* _INSTRUCTIONS TO FOLLOW_:
Print all the data, keeping every line exactly as it is.

* _STORED ROWS_:
━━━━━━━━

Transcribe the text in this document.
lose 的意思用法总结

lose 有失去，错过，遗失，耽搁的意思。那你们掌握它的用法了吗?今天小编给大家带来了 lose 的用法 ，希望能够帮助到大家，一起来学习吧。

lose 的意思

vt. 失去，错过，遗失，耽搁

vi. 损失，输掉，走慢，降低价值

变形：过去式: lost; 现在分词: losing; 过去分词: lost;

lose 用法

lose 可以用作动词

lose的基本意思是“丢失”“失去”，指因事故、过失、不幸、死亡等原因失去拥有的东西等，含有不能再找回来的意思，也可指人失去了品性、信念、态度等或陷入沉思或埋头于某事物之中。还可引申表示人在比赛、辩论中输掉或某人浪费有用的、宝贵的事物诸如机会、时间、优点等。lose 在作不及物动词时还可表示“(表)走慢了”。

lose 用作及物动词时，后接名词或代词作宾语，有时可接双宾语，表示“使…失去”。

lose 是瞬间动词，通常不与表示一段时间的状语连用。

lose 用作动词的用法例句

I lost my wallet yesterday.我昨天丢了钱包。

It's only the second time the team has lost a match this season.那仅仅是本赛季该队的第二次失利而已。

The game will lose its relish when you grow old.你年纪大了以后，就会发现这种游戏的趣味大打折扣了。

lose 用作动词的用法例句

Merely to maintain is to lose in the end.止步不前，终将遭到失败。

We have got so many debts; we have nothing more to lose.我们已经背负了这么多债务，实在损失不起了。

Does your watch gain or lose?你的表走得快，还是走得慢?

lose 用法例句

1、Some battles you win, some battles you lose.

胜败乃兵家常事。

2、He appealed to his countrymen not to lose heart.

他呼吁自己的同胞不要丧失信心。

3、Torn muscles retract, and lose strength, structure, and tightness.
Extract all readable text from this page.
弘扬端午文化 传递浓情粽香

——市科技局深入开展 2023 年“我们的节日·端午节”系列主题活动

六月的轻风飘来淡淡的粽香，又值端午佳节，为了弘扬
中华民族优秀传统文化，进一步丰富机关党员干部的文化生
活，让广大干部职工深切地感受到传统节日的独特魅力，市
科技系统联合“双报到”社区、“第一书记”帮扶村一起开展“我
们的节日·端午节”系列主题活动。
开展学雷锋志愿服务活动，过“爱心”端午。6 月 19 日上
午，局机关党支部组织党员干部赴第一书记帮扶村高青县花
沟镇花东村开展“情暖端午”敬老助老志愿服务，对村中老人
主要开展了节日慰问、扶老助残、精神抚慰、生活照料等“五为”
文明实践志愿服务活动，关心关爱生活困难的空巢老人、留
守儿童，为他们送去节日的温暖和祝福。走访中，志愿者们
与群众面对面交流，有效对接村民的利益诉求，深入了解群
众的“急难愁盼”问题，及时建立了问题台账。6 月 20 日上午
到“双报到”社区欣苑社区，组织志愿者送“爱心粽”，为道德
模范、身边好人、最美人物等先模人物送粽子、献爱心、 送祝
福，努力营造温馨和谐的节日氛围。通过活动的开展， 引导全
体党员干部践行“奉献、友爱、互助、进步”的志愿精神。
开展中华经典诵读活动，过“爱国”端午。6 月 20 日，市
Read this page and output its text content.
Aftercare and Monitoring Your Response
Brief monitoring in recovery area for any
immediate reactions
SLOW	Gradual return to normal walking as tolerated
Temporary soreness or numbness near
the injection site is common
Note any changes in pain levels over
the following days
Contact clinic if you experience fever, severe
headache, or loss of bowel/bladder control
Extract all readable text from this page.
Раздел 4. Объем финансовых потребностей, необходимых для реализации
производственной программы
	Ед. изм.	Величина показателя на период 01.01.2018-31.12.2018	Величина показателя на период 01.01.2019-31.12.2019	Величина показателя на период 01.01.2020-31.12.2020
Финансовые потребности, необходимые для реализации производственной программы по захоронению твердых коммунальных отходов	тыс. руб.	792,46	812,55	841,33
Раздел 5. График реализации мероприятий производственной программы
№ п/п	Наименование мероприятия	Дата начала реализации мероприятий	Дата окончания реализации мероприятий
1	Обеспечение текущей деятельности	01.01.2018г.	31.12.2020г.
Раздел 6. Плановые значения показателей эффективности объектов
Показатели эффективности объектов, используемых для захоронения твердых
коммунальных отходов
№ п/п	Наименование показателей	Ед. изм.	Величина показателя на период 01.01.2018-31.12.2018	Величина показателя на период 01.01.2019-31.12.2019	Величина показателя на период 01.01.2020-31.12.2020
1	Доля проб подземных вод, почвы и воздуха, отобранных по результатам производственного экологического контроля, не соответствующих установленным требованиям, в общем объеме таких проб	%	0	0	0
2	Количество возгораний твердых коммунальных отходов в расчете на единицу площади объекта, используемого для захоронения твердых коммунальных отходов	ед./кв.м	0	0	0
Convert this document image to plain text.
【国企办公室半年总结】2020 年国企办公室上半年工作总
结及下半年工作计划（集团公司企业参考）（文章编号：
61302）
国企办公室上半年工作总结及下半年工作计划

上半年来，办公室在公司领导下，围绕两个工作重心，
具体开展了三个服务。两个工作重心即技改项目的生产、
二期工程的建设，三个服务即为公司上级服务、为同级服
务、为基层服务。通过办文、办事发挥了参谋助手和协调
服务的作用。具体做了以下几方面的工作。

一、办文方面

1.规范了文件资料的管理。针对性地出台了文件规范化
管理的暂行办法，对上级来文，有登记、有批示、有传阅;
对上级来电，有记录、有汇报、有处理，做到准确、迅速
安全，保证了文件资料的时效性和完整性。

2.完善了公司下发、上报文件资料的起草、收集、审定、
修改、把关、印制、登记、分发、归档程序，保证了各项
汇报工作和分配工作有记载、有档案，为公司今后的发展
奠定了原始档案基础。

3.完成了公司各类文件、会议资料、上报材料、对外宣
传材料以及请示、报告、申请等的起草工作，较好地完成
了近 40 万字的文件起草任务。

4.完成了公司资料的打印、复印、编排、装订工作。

━━━━━━━━

* _WRITTEN RESPONSE_:
Transcribe the text in this document.
lose 的意思用法总结

lose 有失去，错过，遗失，耽搁的意思。那你们掌握它的用法了吗?今天小编给大家带来了 lose 的用法 ，希望能够帮助到大家，一起来学习吧。

lose 的意思

vt. 失去，错过，遗失，耽搁

vi. 损失，输掉，走慢，降低价值

变形：过去式: lost; 现在分词: losing; 过去分词: lost;

lose 用法

lose 可以用作动词

lose的基本意思是“丢失”“失去”，指因事故、过失、不幸、死亡等原因失去拥有的东西等，含有不能再找回来的意思，也可指人失去了品性、信念、态度等或陷入沉思或埋头于某事物之中。还可引申表示人在比赛、辩论中输掉或某人浪费有用的、宝贵的事物诸如机会、时间、优点等。lose 在作不及物动词时还可表示“(表)走慢了”。

lose 用作及物动词时，后接名词或代词作宾语，有时可接双宾语，表示“使…失去”。

lose 是瞬间动词，通常不与表示一段时间的状语连用。

lose 用作动词的用法例句

I lost my wallet yesterday.我昨天丢了钱包。

It's only the second time the team has lost a match this season.那仅仅是本赛季该队的第二次失利而已。

The game will lose its relish when you grow old.你年纪大了以后，就会发现这种游戏的趣味大打折扣了。

lose 用作动词的用法例句

Merely to maintain is to lose in the end.止步不前，终将遭到失败。

We have got so many debts; we have nothing more to lose.我们已经背负了这么多债务，实在损失不起了。

Does your watch gain or lose?你的表走得快，还是走得慢?

lose 用法例句

1、Some battles you win, some battles you lose.

胜败乃兵家常事。

2、He appealed to his countrymen not to lose heart.

他呼吁自己的同胞不要丧失信心。

3、Torn muscles retract, and lose strength, structure, and tightness.
Extract all readable text from this page.
弘扬端午文化 传递浓情粽香

——市科技局深入开展 2023 年“我们的节日·端午节”系列主题活动

六月的轻风飘来淡淡的粽香，又值端午佳节，为了弘扬
中华民族优秀传统文化，进一步丰富机关党员干部的文化生
活，让广大干部职工深切地感受到传统节日的独特魅力，市
科技系统联合“双报到”社区、“第一书记”帮扶村一起开展“我
们的节日·端午节”系列主题活动。
开展学雷锋志愿服务活动，过“爱心”端午。6 月 19 日上
午，局机关党支部组织党员干部赴第一书记帮扶村高青县花
沟镇花东村开展“情暖端午”敬老助老志愿服务，对村中老人
主要开展了节日慰问、扶老助残、精神抚慰、生活照料等“五为”
文明实践志愿服务活动，关心关爱生活困难的空巢老人、留
守儿童，为他们送去节日的温暖和祝福。走访中，志愿者们
与群众面对面交流，有效对接村民的利益诉求，深入了解群
众的“急难愁盼”问题，及时建立了问题台账。6 月 20 日上午
到“双报到”社区欣苑社区，组织志愿者送“爱心粽”，为道德
模范、身边好人、最美人物等先模人物送粽子、献爱心、 送祝
福，努力营造温馨和谐的节日氛围。通过活动的开展， 引导全
体党员干部践行“奉献、友爱、互助、进步”的志愿精神。
开展中华经典诵读活动，过“爱国”端午。6 月 20 日，市
Read this page and output its text content.
Aftercare and Monitoring Your Response
Brief monitoring in recovery area for any
immediate reactions
SLOW	Gradual return to normal walking as tolerated
Temporary soreness or numbness near
the injection site is common
Note any changes in pain levels over
the following days
Contact clinic if you experience fever, severe
headache, or loss of bowel/bladder control
Extract all readable text from this page.
Раздел 4. Объем финансовых потребностей, необходимых для реализации
производственной программы
	Ед. изм.	Величина показателя на период 01.01.2018-31.12.2018	Величина показателя на период 01.01.2019-31.12.2019	Величина показателя на период 01.01.2020-31.12.2020
Финансовые потребности, необходимые для реализации производственной программы по захоронению твердых коммунальных отходов	тыс. руб.	792,46	812,55	841,33
Раздел 5. График реализации мероприятий производственной программы
№ п/п	Наименование мероприятия	Дата начала реализации мероприятий	Дата окончания реализации мероприятий
1	Обеспечение текущей деятельности	01.01.2018г.	31.12.2020г.
Раздел 6. Плановые значения показателей эффективности объектов
Показатели эффективности объектов, используемых для захоронения твердых
коммунальных отходов
№ п/п	Наименование показателей	Ед. изм.	Величина показателя на период 01.01.2018-31.12.2018	Величина показателя на период 01.01.2019-31.12.2019	Величина показателя на период 01.01.2020-31.12.2020
1	Доля проб подземных вод, почвы и воздуха, отобранных по результатам производственного экологического контроля, не соответствующих установленным требованиям, в общем объеме таких проб	%	0	0	0
2	Количество возгораний твердых коммунальных отходов в расчете на единицу площади объекта, используемого для захоронения твердых коммунальных отходов	ед./кв.м	0	0	0
Convert this document image to plain text.
【国企办公室半年总结】2020 年国企办公室上半年工作总
结及下半年工作计划（集团公司企业参考）（文章编号：
61302）
国企办公室上半年工作总结及下半年工作计划

上半年来，办公室在公司领导下，围绕两个工作重心，
具体开展了三个服务。两个工作重心即技改项目的生产、
二期工程的建设，三个服务即为公司上级服务、为同级服
务、为基层服务。通过办文、办事发挥了参谋助手和协调
服务的作用。具体做了以下几方面的工作。

一、办文方面

1.规范了文件资料的管理。针对性地出台了文件规范化
管理的暂行办法，对上级来文，有登记、有批示、有传阅;
对上级来电，有记录、有汇报、有处理，做到准确、迅速
安全，保证了文件资料的时效性和完整性。

2.完善了公司下发、上报文件资料的起草、收集、审定、
修改、把关、印制、登记、分发、归档程序，保证了各项
汇报工作和分配工作有记载、有档案，为公司今后的发展
奠定了原始档案基础。

3.完成了公司各类文件、会议资料、上报材料、对外宣
传材料以及请示、报告、申请等的起草工作，较好地完成
了近 40 万字的文件起草任务。

4.完成了公司资料的打印、复印、编排、装订工作。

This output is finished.